### Requirements
Please give the listing again, word for word, with nothing left out.

#### Raw records ####

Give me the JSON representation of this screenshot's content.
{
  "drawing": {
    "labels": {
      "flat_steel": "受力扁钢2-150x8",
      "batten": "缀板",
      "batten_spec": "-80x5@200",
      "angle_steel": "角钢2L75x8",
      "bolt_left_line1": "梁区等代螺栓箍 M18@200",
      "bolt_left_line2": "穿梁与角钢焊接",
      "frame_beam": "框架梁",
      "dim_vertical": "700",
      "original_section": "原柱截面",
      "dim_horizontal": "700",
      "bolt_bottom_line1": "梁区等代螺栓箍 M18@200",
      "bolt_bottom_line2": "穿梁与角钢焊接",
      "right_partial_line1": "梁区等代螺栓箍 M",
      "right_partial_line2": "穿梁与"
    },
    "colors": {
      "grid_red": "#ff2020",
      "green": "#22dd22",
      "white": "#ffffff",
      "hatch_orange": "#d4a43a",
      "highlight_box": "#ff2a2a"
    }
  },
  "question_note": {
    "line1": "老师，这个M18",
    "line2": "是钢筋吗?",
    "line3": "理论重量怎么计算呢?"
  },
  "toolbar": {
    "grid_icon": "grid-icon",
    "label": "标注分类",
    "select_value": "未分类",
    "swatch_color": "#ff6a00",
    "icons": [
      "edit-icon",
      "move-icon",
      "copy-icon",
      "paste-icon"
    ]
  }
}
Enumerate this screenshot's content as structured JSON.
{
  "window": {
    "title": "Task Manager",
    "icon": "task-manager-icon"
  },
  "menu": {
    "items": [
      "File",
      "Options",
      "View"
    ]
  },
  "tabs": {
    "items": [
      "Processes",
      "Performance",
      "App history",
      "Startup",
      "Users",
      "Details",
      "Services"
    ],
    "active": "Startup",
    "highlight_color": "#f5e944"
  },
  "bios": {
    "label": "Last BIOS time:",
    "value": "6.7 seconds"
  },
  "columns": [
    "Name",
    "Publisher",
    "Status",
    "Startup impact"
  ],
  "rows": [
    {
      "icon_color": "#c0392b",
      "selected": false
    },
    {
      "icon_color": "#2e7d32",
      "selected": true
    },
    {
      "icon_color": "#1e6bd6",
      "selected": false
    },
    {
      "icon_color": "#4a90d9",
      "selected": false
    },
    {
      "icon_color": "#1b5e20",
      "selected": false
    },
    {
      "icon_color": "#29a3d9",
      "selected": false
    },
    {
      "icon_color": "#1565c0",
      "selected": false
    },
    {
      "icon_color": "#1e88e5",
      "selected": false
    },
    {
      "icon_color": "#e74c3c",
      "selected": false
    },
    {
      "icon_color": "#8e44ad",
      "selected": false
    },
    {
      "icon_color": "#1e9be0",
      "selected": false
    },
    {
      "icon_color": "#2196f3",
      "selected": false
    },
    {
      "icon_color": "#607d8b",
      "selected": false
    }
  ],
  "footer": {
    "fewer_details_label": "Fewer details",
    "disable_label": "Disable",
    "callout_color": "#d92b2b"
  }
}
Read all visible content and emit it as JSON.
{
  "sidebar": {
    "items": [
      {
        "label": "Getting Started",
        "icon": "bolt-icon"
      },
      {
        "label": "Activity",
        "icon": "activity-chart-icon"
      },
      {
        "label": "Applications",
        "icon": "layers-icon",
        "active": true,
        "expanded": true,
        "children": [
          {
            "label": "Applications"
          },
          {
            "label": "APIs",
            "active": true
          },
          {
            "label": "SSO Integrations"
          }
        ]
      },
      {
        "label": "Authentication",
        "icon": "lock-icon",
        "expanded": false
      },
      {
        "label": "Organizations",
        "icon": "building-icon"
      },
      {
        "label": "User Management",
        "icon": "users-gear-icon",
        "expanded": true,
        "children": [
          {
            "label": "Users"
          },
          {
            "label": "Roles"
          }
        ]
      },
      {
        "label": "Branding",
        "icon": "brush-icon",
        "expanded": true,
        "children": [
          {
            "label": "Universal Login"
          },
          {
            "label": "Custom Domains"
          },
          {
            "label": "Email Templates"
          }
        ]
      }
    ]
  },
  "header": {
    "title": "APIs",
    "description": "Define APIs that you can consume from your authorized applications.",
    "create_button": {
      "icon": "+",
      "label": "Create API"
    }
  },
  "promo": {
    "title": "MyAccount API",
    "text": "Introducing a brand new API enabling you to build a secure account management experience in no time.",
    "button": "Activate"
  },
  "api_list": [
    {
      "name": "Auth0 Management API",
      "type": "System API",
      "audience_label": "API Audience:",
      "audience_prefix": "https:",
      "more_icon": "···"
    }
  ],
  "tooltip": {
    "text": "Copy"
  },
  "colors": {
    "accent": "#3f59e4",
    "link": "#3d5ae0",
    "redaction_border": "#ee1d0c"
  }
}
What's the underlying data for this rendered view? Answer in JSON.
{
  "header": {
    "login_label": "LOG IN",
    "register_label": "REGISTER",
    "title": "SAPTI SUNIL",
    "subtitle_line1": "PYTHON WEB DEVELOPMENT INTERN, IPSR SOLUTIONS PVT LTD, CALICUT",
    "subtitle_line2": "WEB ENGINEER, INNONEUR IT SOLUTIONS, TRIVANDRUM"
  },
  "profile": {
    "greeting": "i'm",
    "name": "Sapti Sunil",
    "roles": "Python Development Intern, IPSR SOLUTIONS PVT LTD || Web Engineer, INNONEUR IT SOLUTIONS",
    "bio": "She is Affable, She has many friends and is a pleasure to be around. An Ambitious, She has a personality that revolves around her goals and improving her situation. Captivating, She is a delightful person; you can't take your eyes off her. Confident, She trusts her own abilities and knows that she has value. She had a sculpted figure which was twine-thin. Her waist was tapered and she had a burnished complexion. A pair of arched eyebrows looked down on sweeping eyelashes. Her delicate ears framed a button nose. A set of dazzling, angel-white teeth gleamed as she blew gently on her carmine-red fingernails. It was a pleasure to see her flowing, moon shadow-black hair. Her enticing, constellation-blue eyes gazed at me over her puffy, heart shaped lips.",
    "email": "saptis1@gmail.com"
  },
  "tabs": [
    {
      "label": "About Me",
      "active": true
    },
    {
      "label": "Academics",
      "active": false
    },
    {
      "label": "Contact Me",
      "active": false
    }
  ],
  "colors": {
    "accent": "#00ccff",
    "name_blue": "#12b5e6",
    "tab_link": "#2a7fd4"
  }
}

####

### Written answer
Give me the JSON representation of this screenshot's content.
{
  "drawing": {
    "labels": {
      "flat_steel": "受力扁钢2-150x8",
      "batten": "缀板",
      "batten_spec": "-80x5@200",
      "angle_steel": "角钢2L75x8",
      "bolt_left_line1": "梁区等代螺栓箍 M18@200",
      "bolt_left_line2": "穿梁与角钢焊接",
      "frame_beam": "框架梁",
      "dim_vertical": "700",
      "original_section": "原柱截面",
      "dim_horizontal": "700",
      "bolt_bottom_line1": "梁区等代螺栓箍 M18@200",
      "bolt_bottom_line2": "穿梁与角钢焊接",
      "right_partial_line1": "梁区等代螺栓箍 M",
      "right_partial_line2": "穿梁与"
    },
    "colors": {
      "grid_red": "#ff2020",
      "green": "#22dd22",
      "white": "#ffffff",
      "hatch_orange": "#d4a43a",
      "highlight_box": "#ff2a2a"
    }
  },
  "question_note": {
    "line1": "老师，这个M18",
    "line2": "是钢筋吗?",
    "line3": "理论重量怎么计算呢?"
  },
  "toolbar": {
    "grid_icon": "grid-icon",
    "label": "标注分类",
    "select_value": "未分类",
    "swatch_color": "#ff6a00",
    "icons": [
      "edit-icon",
      "move-icon",
      "copy-icon",
      "paste-icon"
    ]
  }
}
Enumerate this screenshot's content as structured JSON.
{
  "window": {
    "title": "Task Manager",
    "icon": "task-manager-icon"
  },
  "menu": {
    "items": [
      "File",
      "Options",
      "View"
    ]
  },
  "tabs": {
    "items": [
      "Processes",
      "Performance",
      "App history",
      "Startup",
      "Users",
      "Details",
      "Services"
    ],
    "active": "Startup",
    "highlight_color": "#f5e944"
  },
  "bios": {
    "label": "Last BIOS time:",
    "value": "6.7 seconds"
  },
  "columns": [
    "Name",
    "Publisher",
    "Status",
    "Startup impact"
  ],
  "rows": [
    {
      "icon_color": "#c0392b",
      "selected": false
    },
    {
      "icon_color": "#2e7d32",
      "selected": true
    },
    {
      "icon_color": "#1e6bd6",
      "selected": false
    },
    {
      "icon_color": "#4a90d9",
      "selected": false
    },
    {
      "icon_color": "#1b5e20",
      "selected": false
    },
    {
      "icon_color": "#29a3d9",
      "selected": false
    },
    {
      "icon_color": "#1565c0",
      "selected": false
    },
    {
      "icon_color": "#1e88e5",
      "selected": false
    },
    {
      "icon_color": "#e74c3c",
      "selected": false
    },
    {
      "icon_color": "#8e44ad",
      "selected": false
    },
    {
      "icon_color": "#1e9be0",
      "selected": false
    },
    {
      "icon_color": "#2196f3",
      "selected": false
    },
    {
      "icon_color": "#607d8b",
      "selected": false
    }
  ],
  "footer": {
    "fewer_details_label": "Fewer details",
    "disable_label": "Disable",
    "callout_color": "#d92b2b"
  }
}
Read all visible content and emit it as JSON.
{
  "sidebar": {
    "items": [
      {
        "label": "Getting Started",
        "icon": "bolt-icon"
      },
      {
        "label": "Activity",
        "icon": "activity-chart-icon"
      },
      {
        "label": "Applications",
        "icon": "layers-icon",
        "active": true,
        "expanded": true,
        "children": [
          {
            "label": "Applications"
          },
          {
            "label": "APIs",
            "active": true
          },
          {
            "label": "SSO Integrations"
          }
        ]
      },
      {
        "label": "Authentication",
        "icon": "lock-icon",
        "expanded": false
      },
      {
        "label": "Organizations",
        "icon": "building-icon"
      },
      {
        "label": "User Management",
        "icon": "users-gear-icon",
        "expanded": true,
        "children": [
          {
            "label": "Users"
          },
          {
            "label": "Roles"
          }
        ]
      },
      {
        "label": "Branding",
        "icon": "brush-icon",
        "expanded": true,
        "children": [
          {
            "label": "Universal Login"
          },
          {
            "label": "Custom Domains"
          },
          {
            "label": "Email Templates"
          }
        ]
      }
    ]
  },
  "header": {
    "title": "APIs",
    "description": "Define APIs that you can consume from your authorized applications.",
    "create_button": {
      "icon": "+",
      "label": "Create API"
    }
  },
  "promo": {
    "title": "MyAccount API",
    "text": "Introducing a brand new API enabling you to build a secure account management experience in no time.",
    "button": "Activate"
  },
  "api_list": [
    {
      "name": "Auth0 Management API",
      "type": "System API",
      "audience_label": "API Audience:",
      "audience_prefix": "https:",
      "more_icon": "···"
    }
  ],
  "tooltip": {
    "text": "Copy"
  },
  "colors": {
    "accent": "#3f59e4",
    "link": "#3d5ae0",
    "redaction_border": "#ee1d0c"
  }
}
What's the underlying data for this rendered view? Answer in JSON.
{
  "header": {
    "login_label": "LOG IN",
    "register_label": "REGISTER",
    "title": "SAPTI SUNIL",
    "subtitle_line1": "PYTHON WEB DEVELOPMENT INTERN, IPSR SOLUTIONS PVT LTD, CALICUT",
    "subtitle_line2": "WEB ENGINEER, INNONEUR IT SOLUTIONS, TRIVANDRUM"
  },
  "profile": {
    "greeting": "i'm",
    "name": "Sapti Sunil",
    "roles": "Python Development Intern, IPSR SOLUTIONS PVT LTD || Web Engineer, INNONEUR IT SOLUTIONS",
    "bio": "She is Affable, She has many friends and is a pleasure to be around. An Ambitious, She has a personality that revolves around her goals and improving her situation. Captivating, She is a delightful person; you can't take your eyes off her. Confident, She trusts her own abilities and knows that she has value. She had a sculpted figure which was twine-thin. Her waist was tapered and she had a burnished complexion. A pair of arched eyebrows looked down on sweeping eyelashes. Her delicate ears framed a button nose. A set of dazzling, angel-white teeth gleamed as she blew gently on her carmine-red fingernails. It was a pleasure to see her flowing, moon shadow-black hair. Her enticing, constellation-blue eyes gazed at me over her puffy, heart shaped lips.",
    "email": "saptis1@gmail.com"
  },
  "tabs": [
    {
      "label": "About Me",
      "active": true
    },
    {
      "label": "Academics",
      "active": false
    },
    {
      "label": "Contact Me",
      "active": false
    }
  ],
  "colors": {
    "accent": "#00ccff",
    "name_blue": "#12b5e6",
    "tab_link": "#2a7fd4"
  }
}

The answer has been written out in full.